## Saved entries
------------------------

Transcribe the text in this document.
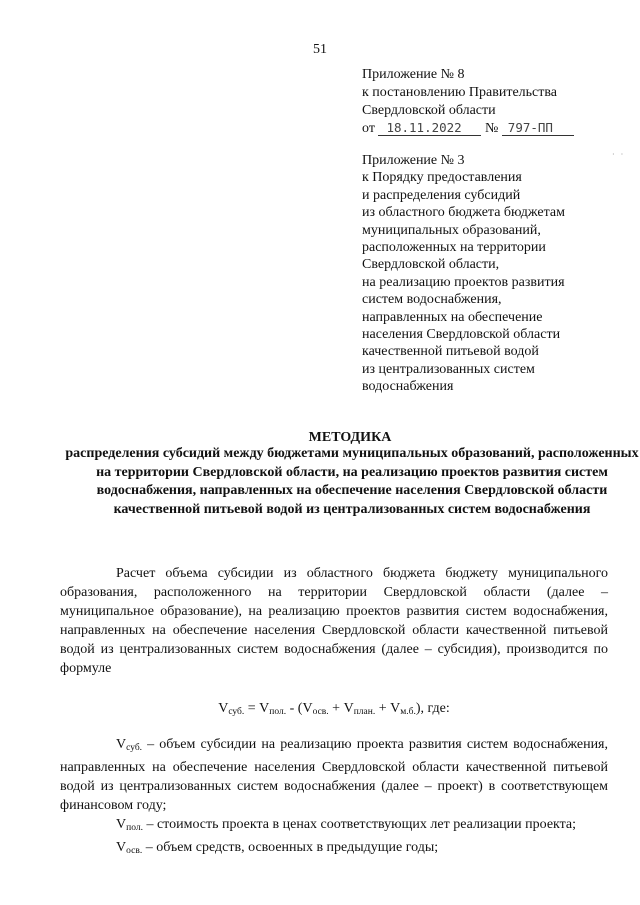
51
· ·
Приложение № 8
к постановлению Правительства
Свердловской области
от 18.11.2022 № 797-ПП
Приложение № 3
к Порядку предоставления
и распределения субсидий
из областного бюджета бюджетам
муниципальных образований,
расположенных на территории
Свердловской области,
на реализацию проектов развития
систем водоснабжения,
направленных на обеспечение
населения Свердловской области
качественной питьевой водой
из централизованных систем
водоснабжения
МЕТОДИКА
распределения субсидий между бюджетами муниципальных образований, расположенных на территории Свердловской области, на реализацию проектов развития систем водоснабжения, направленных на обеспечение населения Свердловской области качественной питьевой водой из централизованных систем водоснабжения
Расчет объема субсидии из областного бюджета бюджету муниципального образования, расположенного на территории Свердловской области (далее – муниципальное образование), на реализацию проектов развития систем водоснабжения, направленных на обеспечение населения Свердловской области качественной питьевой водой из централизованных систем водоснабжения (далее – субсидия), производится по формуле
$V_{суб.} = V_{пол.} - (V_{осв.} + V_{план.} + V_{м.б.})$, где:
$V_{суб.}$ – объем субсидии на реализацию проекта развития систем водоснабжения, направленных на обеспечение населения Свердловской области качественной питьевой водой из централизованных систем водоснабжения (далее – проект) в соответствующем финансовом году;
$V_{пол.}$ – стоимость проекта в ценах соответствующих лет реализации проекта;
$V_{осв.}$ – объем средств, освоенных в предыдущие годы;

------------------------

## Requirements
Transcribe the entries above verbatim, omitting their pictures.

## Solution to this task
Transcribe the text in this document.
51
· ·
Приложение № 8
к постановлению Правительства
Свердловской области
от 18.11.2022 № 797-ПП
Приложение № 3
к Порядку предоставления
и распределения субсидий
из областного бюджета бюджетам
муниципальных образований,
расположенных на территории
Свердловской области,
на реализацию проектов развития
систем водоснабжения,
направленных на обеспечение
населения Свердловской области
качественной питьевой водой
из централизованных систем
водоснабжения
МЕТОДИКА
распределения субсидий между бюджетами муниципальных образований, расположенных на территории Свердловской области, на реализацию проектов развития систем водоснабжения, направленных на обеспечение населения Свердловской области качественной питьевой водой из централизованных систем водоснабжения
Расчет объема субсидии из областного бюджета бюджету муниципального образования, расположенного на территории Свердловской области (далее – муниципальное образование), на реализацию проектов развития систем водоснабжения, направленных на обеспечение населения Свердловской области качественной питьевой водой из централизованных систем водоснабжения (далее – субсидия), производится по формуле
$V_{суб.} = V_{пол.} - (V_{осв.} + V_{план.} + V_{м.б.})$, где:
$V_{суб.}$ – объем субсидии на реализацию проекта развития систем водоснабжения, направленных на обеспечение населения Свердловской области качественной питьевой водой из централизованных систем водоснабжения (далее – проект) в соответствующем финансовом году;
$V_{пол.}$ – стоимость проекта в ценах соответствующих лет реализации проекта;
$V_{осв.}$ – объем средств, освоенных в предыдущие годы;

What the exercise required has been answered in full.